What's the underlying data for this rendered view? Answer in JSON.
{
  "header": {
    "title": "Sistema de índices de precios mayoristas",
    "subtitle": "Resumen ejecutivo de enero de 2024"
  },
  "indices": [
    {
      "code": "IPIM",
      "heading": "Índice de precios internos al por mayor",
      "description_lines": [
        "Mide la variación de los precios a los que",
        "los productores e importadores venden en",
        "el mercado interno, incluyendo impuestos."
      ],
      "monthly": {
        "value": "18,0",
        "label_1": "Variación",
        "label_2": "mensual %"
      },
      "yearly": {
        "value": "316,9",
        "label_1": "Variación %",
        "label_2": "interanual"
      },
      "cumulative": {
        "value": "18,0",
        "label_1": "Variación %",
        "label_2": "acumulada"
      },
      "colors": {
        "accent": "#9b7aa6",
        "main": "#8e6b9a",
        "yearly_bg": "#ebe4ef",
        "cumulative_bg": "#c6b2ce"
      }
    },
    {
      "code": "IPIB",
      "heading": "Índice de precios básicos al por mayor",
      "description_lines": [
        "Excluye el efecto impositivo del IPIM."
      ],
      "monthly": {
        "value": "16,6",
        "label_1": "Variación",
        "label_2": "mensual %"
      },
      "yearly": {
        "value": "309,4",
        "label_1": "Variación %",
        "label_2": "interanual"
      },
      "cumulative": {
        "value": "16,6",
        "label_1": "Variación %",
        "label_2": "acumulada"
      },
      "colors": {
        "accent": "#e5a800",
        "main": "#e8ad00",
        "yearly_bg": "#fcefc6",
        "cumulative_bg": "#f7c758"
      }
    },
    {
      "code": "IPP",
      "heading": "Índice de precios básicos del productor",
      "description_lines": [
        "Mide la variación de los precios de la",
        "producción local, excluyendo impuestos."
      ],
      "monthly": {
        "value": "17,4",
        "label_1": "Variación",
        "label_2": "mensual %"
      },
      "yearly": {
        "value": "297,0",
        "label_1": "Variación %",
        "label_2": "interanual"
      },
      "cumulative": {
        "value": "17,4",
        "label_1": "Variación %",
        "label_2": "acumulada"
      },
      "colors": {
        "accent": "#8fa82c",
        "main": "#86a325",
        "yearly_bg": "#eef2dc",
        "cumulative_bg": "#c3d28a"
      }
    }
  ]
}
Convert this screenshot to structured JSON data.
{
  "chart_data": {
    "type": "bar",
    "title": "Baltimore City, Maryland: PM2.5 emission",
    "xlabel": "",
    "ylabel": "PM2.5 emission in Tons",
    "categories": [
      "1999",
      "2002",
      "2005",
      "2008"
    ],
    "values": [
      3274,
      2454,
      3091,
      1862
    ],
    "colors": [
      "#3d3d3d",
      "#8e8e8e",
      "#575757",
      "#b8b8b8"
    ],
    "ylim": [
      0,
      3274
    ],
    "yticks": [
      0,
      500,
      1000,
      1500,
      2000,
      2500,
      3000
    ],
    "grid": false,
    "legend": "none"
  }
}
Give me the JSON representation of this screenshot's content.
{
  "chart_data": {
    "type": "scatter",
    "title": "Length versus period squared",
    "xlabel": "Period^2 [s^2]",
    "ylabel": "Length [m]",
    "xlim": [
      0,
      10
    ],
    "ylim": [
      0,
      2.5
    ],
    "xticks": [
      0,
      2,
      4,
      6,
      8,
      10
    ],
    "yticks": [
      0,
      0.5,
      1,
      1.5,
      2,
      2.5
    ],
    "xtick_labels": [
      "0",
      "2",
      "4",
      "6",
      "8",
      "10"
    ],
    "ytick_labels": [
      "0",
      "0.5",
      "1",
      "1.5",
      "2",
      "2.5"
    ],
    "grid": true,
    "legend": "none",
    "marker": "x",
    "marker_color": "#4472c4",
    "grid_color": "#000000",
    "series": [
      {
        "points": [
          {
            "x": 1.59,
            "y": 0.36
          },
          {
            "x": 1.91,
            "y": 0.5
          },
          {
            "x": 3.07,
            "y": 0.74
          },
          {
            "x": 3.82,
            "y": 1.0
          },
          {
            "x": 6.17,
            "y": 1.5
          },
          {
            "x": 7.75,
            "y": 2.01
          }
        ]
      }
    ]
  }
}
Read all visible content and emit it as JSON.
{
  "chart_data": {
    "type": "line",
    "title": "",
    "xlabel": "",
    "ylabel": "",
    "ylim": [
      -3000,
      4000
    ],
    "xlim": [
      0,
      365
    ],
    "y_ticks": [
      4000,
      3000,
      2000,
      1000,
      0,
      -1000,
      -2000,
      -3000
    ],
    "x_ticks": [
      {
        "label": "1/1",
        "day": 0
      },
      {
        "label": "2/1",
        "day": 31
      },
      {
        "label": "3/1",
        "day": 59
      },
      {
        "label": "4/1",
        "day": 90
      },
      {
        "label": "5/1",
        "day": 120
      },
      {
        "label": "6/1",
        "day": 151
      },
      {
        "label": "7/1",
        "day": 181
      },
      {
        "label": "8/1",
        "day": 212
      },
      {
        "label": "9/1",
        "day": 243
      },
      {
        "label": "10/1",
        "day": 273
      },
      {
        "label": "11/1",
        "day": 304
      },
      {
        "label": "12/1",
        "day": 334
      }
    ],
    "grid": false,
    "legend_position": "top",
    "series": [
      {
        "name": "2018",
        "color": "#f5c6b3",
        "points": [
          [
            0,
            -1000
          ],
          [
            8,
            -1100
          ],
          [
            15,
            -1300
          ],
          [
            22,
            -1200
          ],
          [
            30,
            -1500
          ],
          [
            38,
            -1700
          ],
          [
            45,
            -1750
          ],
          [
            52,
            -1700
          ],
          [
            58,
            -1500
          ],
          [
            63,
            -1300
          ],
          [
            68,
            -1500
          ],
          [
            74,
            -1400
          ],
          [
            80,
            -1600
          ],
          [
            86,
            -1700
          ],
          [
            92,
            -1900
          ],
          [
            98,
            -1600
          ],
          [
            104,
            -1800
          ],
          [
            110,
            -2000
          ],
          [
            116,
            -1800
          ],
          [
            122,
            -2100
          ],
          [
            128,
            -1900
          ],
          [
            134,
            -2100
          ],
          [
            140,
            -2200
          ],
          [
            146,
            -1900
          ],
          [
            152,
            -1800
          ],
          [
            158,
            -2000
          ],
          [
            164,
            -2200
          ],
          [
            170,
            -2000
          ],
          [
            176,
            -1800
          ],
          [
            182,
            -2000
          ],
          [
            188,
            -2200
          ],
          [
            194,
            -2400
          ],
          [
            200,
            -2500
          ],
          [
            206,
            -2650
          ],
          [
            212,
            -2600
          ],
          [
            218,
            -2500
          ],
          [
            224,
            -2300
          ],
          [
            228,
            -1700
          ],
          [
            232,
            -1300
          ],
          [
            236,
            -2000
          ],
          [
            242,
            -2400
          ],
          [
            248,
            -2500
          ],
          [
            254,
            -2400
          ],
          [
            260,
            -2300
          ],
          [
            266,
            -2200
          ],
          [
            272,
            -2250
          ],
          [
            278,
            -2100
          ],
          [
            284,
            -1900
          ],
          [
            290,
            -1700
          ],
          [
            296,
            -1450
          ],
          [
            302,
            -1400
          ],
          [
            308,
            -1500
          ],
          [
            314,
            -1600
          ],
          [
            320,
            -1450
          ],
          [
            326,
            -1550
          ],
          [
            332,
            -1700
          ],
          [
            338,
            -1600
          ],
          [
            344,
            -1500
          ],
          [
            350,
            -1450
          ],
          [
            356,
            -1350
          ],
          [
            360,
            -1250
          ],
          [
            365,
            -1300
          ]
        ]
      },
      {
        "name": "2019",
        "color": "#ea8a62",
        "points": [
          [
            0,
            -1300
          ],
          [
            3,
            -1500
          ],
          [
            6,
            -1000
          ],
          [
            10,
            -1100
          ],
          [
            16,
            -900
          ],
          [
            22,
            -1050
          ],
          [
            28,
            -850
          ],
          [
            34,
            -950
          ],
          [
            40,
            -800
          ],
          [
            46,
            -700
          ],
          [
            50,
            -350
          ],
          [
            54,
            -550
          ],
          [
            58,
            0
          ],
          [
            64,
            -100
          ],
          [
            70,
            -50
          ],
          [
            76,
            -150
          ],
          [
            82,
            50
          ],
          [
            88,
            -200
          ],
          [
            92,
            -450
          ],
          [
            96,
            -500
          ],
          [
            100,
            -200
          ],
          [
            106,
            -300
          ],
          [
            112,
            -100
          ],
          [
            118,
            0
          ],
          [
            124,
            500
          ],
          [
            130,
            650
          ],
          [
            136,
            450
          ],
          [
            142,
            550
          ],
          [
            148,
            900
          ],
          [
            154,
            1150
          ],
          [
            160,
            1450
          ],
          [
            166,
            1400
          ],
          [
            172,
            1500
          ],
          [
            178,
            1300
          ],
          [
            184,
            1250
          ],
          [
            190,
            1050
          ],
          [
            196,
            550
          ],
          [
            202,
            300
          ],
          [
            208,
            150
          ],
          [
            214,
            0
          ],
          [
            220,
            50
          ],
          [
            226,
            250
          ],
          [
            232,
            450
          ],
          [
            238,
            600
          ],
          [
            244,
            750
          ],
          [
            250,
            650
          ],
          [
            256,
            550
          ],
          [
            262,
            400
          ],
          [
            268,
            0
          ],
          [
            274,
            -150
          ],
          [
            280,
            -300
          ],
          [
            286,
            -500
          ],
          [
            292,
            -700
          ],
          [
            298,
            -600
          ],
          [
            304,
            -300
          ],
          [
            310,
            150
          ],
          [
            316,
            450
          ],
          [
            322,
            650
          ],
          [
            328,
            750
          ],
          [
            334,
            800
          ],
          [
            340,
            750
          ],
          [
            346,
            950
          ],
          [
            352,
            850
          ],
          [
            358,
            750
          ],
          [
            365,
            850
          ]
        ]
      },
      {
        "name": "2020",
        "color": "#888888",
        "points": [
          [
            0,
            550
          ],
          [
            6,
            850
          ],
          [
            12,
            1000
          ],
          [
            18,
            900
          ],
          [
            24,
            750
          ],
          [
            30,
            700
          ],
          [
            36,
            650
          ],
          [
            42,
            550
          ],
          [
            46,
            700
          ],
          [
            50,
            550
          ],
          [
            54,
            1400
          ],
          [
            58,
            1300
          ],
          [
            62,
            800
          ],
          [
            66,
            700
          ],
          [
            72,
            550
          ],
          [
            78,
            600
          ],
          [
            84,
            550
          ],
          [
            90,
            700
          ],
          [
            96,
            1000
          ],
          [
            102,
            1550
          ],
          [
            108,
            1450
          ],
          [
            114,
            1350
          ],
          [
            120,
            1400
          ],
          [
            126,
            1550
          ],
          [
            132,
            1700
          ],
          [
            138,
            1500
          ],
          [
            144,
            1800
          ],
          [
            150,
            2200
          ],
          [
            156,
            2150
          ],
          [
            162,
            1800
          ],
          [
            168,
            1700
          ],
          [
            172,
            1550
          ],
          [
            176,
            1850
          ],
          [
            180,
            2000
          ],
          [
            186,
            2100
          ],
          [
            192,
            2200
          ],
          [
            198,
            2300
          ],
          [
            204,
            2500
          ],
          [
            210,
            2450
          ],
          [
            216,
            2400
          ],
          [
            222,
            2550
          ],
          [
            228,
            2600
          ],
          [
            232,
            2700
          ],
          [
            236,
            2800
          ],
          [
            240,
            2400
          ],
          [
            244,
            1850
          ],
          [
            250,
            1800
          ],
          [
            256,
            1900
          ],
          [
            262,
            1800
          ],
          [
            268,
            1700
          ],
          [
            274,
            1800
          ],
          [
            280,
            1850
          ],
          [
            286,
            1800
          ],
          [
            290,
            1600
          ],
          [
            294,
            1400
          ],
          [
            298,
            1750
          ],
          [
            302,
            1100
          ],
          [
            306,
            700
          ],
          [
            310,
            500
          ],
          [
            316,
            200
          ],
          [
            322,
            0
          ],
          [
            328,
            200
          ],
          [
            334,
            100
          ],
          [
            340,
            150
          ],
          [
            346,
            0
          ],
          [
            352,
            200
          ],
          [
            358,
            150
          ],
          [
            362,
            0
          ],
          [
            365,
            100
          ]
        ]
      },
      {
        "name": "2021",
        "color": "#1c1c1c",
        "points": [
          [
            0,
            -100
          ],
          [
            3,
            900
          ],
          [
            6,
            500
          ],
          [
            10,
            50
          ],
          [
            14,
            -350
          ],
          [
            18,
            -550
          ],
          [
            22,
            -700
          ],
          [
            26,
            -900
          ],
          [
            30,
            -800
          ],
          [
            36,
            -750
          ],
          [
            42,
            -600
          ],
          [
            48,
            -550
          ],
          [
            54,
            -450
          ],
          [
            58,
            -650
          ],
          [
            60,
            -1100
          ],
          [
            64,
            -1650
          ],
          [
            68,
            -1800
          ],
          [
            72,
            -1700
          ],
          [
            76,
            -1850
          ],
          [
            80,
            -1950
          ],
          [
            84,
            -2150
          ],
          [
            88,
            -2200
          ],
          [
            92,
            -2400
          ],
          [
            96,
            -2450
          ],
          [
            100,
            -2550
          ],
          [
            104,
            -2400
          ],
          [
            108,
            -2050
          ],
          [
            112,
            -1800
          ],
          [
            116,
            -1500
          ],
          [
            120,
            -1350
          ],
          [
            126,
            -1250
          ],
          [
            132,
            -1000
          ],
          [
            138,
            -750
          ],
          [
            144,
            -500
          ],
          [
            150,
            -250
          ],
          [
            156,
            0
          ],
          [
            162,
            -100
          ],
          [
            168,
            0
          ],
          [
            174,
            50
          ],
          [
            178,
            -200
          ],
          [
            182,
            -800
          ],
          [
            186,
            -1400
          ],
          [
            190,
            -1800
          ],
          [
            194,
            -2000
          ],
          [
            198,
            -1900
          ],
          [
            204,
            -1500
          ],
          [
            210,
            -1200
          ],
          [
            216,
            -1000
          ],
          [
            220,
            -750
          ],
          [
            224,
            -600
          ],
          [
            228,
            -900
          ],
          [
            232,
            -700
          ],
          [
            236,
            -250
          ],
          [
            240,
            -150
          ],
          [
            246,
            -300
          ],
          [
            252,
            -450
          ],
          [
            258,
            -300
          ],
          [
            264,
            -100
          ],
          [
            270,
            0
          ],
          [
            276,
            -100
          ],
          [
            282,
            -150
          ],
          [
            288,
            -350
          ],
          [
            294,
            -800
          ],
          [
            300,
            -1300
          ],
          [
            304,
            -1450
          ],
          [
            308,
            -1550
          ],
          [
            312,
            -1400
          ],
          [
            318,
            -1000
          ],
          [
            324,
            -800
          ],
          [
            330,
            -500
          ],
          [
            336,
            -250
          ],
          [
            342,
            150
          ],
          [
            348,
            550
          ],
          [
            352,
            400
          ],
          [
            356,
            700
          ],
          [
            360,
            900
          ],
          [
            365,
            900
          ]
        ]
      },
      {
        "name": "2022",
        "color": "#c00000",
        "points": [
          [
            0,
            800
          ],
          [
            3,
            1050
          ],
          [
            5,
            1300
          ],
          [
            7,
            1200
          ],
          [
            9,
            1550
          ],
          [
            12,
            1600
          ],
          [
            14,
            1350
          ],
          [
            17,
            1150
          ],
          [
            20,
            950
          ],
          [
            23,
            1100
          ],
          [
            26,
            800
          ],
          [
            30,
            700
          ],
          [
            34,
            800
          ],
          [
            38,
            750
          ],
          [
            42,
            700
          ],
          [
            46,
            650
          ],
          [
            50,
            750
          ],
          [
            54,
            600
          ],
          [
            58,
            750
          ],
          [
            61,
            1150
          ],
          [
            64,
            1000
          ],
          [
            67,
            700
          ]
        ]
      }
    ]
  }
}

### GOAL
Identify the lines in the entries that hold "impuestos" and return each one.

### SOLUTION FOR THIS EXERCISE
        "el mercado interno, incluyendo impuestos."
        "producción local, excluyendo impuestos."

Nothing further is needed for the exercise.